Pick out the lines below that include the string "left".

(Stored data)
___

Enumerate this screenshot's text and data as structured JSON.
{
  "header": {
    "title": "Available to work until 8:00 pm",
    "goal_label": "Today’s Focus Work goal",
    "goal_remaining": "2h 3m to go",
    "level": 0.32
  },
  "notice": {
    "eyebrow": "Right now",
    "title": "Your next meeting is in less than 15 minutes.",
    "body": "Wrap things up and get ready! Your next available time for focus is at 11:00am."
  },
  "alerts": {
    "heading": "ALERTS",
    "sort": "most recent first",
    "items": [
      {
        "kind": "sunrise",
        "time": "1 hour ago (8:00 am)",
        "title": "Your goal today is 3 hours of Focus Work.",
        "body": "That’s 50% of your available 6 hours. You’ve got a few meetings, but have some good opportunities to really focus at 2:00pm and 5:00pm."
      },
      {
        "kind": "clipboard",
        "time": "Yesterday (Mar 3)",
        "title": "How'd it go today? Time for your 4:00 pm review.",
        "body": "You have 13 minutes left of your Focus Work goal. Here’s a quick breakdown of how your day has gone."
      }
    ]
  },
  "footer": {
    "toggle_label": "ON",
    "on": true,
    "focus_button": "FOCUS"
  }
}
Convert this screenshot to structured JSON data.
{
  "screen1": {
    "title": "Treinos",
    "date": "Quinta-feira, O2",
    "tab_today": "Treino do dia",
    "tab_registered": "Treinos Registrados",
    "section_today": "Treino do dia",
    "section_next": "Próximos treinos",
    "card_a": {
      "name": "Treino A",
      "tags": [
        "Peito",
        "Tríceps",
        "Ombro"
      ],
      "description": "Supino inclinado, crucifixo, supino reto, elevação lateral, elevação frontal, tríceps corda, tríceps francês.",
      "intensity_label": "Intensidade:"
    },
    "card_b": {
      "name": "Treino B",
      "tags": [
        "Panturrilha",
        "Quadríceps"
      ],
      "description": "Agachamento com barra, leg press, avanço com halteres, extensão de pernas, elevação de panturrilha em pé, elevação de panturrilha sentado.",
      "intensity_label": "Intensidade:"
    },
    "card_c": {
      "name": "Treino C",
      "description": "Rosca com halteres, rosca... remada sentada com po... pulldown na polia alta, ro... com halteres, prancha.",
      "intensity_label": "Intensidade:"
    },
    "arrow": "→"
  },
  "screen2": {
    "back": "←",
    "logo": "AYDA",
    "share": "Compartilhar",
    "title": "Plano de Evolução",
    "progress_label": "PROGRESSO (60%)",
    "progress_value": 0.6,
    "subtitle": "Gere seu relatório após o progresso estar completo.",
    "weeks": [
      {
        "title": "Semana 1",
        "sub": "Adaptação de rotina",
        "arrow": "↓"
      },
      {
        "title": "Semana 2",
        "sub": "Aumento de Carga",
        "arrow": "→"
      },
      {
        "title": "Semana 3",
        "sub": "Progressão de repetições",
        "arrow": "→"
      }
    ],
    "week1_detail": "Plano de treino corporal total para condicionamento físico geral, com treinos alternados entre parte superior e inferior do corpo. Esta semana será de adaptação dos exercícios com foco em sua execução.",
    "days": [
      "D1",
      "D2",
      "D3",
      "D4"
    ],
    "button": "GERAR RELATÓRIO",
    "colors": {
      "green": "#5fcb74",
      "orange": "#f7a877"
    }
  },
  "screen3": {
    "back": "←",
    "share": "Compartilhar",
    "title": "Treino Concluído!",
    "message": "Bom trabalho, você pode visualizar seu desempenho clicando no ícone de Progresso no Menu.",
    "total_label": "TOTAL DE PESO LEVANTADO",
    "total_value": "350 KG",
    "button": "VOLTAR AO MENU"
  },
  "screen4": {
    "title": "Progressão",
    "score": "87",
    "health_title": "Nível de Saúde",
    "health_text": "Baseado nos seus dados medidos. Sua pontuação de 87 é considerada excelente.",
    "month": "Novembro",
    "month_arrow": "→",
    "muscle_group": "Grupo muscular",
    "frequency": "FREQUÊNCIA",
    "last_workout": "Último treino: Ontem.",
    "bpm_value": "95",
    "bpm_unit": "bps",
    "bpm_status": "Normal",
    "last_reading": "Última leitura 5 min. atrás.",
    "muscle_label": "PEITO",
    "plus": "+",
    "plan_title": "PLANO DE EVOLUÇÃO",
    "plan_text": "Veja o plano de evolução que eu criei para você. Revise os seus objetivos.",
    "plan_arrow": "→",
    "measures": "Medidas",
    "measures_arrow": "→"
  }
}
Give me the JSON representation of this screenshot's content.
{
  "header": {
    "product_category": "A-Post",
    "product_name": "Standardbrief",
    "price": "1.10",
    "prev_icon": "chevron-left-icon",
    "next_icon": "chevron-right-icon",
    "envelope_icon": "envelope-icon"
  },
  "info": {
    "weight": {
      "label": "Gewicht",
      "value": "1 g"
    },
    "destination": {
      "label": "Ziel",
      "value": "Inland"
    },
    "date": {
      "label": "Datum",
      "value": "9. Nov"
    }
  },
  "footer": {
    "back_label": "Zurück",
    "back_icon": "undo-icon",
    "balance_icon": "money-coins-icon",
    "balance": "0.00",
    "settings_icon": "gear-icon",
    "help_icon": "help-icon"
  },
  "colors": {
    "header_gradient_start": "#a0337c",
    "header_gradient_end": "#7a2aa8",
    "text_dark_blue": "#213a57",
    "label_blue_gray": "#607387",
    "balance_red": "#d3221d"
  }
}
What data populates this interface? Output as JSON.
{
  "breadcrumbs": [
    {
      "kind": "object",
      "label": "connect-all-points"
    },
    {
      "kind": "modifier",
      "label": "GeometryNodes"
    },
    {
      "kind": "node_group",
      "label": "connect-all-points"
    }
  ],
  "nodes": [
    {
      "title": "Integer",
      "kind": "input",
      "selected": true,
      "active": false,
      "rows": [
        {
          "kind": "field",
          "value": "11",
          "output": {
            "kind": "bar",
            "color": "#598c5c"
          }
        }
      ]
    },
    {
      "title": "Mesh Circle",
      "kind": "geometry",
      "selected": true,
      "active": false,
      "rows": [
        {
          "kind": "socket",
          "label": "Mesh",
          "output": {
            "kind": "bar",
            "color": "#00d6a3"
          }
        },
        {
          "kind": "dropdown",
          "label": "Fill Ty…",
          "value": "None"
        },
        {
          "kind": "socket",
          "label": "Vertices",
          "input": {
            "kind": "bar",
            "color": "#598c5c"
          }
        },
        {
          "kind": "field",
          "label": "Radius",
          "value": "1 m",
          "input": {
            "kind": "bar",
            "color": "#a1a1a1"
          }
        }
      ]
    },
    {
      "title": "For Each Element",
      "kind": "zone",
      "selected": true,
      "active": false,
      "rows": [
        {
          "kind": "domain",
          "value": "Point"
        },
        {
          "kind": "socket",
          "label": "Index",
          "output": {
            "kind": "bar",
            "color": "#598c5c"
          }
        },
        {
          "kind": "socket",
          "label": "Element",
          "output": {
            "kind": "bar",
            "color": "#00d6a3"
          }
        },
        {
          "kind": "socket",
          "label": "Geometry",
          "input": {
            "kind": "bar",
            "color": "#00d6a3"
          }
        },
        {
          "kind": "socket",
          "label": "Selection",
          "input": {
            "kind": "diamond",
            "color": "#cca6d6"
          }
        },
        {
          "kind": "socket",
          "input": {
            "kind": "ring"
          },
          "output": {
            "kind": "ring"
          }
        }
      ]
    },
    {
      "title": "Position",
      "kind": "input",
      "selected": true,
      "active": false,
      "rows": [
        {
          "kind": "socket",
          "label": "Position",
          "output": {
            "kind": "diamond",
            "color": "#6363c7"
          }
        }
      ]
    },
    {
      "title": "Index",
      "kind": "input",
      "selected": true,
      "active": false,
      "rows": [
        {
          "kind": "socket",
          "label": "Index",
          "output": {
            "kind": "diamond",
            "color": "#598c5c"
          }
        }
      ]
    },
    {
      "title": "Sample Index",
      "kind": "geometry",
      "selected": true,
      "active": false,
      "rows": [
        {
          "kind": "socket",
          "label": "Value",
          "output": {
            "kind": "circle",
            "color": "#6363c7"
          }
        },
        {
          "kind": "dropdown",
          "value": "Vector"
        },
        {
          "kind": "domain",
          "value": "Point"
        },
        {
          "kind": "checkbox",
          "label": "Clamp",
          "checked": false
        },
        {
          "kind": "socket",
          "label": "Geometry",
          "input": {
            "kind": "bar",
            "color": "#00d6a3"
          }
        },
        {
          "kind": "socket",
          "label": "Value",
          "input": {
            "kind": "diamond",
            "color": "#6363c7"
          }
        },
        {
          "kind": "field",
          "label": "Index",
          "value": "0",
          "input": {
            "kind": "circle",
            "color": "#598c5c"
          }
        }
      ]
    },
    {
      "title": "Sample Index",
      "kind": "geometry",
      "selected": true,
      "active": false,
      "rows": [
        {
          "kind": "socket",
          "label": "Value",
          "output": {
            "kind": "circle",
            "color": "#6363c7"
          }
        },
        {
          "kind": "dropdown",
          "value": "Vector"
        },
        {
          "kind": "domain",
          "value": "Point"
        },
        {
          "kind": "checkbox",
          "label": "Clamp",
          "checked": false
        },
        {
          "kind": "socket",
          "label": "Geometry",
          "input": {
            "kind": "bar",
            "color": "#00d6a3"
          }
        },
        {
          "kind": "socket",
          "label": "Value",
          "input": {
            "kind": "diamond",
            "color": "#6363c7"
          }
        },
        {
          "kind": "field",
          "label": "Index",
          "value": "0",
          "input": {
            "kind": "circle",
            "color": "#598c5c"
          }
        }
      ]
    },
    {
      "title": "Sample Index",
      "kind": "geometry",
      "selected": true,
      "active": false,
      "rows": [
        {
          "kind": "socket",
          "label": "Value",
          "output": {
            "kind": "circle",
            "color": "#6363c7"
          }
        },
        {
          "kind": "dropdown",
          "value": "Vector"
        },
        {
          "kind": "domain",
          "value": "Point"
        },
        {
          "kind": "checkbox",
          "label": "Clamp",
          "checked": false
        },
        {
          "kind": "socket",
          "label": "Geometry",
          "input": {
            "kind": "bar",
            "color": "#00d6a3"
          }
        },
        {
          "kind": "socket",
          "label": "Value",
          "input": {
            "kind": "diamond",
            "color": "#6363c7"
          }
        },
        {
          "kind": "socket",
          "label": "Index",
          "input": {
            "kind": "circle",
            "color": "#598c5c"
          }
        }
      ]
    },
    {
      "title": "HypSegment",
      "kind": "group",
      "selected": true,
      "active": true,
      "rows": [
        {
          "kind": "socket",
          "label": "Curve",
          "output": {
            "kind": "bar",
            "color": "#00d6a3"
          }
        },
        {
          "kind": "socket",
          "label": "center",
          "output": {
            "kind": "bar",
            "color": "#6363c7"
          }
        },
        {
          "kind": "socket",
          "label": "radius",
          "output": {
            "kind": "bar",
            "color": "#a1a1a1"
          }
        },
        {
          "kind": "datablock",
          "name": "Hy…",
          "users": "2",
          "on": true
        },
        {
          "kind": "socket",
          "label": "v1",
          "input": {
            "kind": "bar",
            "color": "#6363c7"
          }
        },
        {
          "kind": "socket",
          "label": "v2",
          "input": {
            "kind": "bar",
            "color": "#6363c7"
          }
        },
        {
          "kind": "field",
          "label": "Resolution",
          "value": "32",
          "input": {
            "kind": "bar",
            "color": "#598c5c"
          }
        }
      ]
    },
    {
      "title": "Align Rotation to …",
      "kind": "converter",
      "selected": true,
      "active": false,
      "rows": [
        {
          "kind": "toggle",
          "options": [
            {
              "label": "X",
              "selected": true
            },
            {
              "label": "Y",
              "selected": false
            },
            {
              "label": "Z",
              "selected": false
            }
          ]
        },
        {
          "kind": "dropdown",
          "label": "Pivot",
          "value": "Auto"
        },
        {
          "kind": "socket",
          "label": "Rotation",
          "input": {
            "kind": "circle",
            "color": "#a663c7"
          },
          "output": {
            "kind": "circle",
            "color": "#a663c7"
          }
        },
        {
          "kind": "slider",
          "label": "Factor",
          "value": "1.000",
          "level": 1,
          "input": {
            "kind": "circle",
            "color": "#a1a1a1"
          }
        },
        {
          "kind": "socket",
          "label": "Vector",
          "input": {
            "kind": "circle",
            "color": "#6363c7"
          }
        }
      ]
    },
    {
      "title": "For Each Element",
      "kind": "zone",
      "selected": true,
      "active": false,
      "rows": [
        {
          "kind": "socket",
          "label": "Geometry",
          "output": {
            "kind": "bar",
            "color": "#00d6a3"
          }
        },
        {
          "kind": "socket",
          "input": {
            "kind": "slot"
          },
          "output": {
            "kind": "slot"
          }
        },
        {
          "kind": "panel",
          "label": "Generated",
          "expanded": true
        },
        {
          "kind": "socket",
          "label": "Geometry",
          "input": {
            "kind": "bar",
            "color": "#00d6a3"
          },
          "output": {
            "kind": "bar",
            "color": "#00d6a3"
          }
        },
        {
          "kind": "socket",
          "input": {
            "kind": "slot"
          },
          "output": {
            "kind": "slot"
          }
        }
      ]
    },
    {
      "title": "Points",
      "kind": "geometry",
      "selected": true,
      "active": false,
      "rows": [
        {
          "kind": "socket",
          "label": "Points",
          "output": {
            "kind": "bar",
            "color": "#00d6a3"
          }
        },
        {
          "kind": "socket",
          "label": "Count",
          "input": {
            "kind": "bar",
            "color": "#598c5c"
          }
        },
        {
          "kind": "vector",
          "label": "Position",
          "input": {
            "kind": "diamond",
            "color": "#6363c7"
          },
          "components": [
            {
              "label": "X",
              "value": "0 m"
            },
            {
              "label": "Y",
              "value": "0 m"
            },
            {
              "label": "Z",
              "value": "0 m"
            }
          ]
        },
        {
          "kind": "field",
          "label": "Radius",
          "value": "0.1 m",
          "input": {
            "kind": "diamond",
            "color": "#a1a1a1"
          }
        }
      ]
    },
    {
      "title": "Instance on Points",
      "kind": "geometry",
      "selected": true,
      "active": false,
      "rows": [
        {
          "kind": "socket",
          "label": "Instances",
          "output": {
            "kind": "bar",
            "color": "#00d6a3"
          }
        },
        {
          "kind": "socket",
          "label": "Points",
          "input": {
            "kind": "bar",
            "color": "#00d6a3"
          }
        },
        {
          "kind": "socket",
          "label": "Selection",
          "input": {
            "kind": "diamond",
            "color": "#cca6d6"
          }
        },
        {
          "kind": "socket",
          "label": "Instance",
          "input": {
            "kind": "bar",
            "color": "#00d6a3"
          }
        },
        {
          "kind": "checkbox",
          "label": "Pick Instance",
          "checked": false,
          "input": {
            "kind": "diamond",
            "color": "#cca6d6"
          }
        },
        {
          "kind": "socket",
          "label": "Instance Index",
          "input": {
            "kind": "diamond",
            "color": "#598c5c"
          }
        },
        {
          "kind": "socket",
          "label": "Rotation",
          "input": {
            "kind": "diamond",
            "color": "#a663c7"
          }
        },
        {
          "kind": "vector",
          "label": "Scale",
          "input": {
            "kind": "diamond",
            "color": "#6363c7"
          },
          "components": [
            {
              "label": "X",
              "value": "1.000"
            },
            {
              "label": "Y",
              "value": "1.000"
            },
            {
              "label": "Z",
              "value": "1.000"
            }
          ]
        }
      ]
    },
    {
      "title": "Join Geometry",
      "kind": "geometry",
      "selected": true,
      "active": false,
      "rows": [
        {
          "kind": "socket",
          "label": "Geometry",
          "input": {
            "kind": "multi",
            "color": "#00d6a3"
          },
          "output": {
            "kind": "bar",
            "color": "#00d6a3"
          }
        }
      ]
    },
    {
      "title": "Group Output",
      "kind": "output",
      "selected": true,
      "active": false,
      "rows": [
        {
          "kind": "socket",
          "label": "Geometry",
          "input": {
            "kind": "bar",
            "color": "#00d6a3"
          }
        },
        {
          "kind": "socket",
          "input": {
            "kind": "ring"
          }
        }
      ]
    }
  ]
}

___

THE RESULT
        "body": "You have 13 minutes left of your Focus Work goal. Here’s a quick breakdown of how your day has gone."
    "prev_icon": "chevron-left-icon",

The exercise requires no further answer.